Tasks to complete:
1. Using the piece on staying calm during a crisis, list each thing the text says there is no room for in your mind.
2. Echo the piece on staying calm during a crisis word for word, starting at "Achieve steadiness of" and ending at "of great adversity.".

··· Selected excerpt ···

How to Stay Strong and Calm During a Crisis

Achieve steadiness of mind or equanimity with your daily routine. This develops the ability to stay balanced and calm no matter what your situation. External circumstances are unpredictable, with uncertainties, challenges, and surprises around each corner. Inner peace and strength become our allies as we navigate through this turbulence that makes up our life journey. With these positive qualities, you stay calm in your life’s adventures, learn emotional control, and gain a solid connection with yourself. You can then become receptive to solutions, even in the face of great adversity. 

Learn the Ability to Stay Calm and Balanced No Matter What Your Situation

“You always own the option of having no opinion. There is never any need to get worked up or to trouble your soul about things you can’t control. These things are not asking to be judged by you. Leave them alone.”  

  • Marcus Aurelius:Roman Emperor

Tell Yourself There is No Room in Your Mind For Worry, Fear or Anxiety

Patience is the ability to stay steadfast and composed in challenging times both large and small. Limitless patience involves being steadfast and present at the moment with a calmness that lets you watch as events unfold without you forcing them without attachment to a future outcome. Tell yourself there is no room in your mind for worry, fear or anxiety, only inner peace, calm and trust through your heart’s wisdom and guidance.

··· Data provided ···

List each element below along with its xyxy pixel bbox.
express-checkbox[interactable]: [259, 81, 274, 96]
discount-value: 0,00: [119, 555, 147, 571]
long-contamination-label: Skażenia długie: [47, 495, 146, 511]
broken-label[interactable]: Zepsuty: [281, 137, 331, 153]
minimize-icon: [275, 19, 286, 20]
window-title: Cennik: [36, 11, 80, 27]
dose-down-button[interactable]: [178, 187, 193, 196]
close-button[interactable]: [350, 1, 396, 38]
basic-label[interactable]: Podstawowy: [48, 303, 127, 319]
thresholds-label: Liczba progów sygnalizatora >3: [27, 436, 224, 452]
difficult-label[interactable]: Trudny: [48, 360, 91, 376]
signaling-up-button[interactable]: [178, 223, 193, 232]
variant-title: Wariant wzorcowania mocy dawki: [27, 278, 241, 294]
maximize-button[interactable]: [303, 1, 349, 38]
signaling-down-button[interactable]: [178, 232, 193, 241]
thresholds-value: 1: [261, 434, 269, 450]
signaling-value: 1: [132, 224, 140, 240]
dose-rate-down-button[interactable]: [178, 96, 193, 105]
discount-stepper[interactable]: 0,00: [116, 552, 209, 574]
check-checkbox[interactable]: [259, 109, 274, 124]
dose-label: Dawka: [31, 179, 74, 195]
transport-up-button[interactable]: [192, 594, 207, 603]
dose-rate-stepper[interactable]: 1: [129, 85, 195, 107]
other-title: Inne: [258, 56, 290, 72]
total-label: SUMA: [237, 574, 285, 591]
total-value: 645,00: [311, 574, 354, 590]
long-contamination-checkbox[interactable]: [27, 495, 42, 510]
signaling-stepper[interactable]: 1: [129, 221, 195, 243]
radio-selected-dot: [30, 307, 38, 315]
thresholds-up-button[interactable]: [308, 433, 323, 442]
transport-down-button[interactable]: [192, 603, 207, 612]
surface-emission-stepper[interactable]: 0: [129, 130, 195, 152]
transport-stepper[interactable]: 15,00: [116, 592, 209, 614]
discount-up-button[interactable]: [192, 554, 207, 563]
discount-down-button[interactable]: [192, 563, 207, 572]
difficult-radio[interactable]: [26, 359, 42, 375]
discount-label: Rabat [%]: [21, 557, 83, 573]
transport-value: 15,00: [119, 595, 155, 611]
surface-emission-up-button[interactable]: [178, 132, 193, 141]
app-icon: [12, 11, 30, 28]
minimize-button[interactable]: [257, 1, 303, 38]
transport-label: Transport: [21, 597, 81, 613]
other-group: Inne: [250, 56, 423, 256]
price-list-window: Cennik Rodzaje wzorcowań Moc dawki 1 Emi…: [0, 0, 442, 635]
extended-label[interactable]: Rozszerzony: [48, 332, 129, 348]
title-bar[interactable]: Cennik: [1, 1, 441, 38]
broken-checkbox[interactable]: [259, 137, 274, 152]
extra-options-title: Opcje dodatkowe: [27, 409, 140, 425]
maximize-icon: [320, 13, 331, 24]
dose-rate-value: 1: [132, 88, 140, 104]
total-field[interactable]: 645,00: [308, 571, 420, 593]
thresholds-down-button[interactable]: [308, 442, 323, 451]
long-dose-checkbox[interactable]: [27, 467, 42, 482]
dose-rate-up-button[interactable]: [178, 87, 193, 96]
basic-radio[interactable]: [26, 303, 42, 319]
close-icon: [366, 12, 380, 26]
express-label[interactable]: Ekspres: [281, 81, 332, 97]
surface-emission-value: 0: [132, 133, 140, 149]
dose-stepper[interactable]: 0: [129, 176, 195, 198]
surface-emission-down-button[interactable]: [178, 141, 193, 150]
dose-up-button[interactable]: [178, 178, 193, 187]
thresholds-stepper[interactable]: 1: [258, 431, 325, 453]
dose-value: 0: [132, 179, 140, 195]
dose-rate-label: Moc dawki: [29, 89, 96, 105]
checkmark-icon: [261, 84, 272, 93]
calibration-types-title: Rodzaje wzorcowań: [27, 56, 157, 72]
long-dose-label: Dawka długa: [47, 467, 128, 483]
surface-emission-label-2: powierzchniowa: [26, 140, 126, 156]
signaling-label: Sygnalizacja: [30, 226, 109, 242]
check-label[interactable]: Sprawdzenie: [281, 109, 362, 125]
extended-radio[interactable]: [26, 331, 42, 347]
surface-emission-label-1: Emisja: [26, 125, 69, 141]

···

Answers in order:
1.
- worry
- fear
- anxiety

2.
Achieve steadiness of mind or equanimity with your daily routine. This develops the ability to stay balanced and calm no matter what your situation. External circumstances are unpredictable, with uncertainties, challenges, and surprises around each corner. Inner peace and strength become our allies as we navigate through this turbulence that makes up our life journey. With these positive qualities, you stay calm in your life’s adventures, learn emotional control, and gain a solid connection with yourself. You can then become receptive to solutions, even in the face of great adversity.